INFORMATION GIVEN
○ ○ ○ ○

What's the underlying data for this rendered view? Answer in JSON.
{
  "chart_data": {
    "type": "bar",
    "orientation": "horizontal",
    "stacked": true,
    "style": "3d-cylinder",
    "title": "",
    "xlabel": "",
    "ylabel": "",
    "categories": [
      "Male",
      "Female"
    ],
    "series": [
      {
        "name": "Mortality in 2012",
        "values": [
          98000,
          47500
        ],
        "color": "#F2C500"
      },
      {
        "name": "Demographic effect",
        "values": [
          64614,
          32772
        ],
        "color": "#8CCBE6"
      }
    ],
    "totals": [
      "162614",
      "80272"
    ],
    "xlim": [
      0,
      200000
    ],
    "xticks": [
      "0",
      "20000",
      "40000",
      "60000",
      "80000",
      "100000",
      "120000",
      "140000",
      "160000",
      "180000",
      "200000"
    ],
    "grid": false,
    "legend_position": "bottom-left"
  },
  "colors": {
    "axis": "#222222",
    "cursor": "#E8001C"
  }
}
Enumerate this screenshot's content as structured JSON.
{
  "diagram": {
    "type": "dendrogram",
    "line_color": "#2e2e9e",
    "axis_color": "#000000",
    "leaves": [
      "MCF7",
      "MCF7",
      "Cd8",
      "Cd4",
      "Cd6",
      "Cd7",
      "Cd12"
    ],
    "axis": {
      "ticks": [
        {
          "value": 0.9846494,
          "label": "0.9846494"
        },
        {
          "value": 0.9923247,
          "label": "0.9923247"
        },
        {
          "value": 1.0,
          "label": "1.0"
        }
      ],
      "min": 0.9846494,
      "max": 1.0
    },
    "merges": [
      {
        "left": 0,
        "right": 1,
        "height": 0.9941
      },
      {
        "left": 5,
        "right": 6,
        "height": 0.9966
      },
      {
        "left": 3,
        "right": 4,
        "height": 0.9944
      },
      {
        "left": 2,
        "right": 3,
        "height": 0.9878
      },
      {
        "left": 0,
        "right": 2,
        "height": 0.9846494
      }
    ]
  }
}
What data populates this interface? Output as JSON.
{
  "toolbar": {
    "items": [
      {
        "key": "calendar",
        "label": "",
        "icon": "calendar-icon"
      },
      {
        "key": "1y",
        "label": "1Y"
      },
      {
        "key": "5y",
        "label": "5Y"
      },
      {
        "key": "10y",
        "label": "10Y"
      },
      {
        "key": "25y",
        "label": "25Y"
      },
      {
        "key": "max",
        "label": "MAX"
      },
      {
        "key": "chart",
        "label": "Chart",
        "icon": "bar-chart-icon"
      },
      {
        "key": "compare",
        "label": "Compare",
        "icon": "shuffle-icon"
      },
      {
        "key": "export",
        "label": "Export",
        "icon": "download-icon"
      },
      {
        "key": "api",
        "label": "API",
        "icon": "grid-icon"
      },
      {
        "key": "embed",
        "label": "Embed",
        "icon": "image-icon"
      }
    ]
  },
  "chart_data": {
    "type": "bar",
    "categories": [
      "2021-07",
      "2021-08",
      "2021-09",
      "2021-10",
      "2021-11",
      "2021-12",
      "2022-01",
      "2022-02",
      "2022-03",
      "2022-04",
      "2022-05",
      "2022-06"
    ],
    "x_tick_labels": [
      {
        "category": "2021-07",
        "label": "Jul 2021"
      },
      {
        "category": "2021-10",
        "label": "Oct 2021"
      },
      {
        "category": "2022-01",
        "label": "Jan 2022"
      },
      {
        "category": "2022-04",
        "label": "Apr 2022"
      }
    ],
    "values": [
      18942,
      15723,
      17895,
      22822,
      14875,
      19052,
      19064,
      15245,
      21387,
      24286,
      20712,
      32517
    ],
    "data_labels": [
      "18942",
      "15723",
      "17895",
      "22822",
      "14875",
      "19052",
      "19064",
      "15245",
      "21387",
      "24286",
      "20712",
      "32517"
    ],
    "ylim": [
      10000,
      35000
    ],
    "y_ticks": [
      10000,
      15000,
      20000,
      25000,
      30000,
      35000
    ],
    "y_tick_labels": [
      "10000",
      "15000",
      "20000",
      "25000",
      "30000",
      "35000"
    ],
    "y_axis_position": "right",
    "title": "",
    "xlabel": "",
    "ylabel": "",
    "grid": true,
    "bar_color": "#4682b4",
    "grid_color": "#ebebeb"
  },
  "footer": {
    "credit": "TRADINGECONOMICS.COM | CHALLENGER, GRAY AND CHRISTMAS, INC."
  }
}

○ ○ ○ ○

BRIEF
Identify the lines above with the word "this". Copy them.

WRITTEN ANSWER
What's the underlying data for this rendered view? Answer in JSON.
Enumerate this screenshot's content as structured JSON.
What data populates this interface? Output as JSON.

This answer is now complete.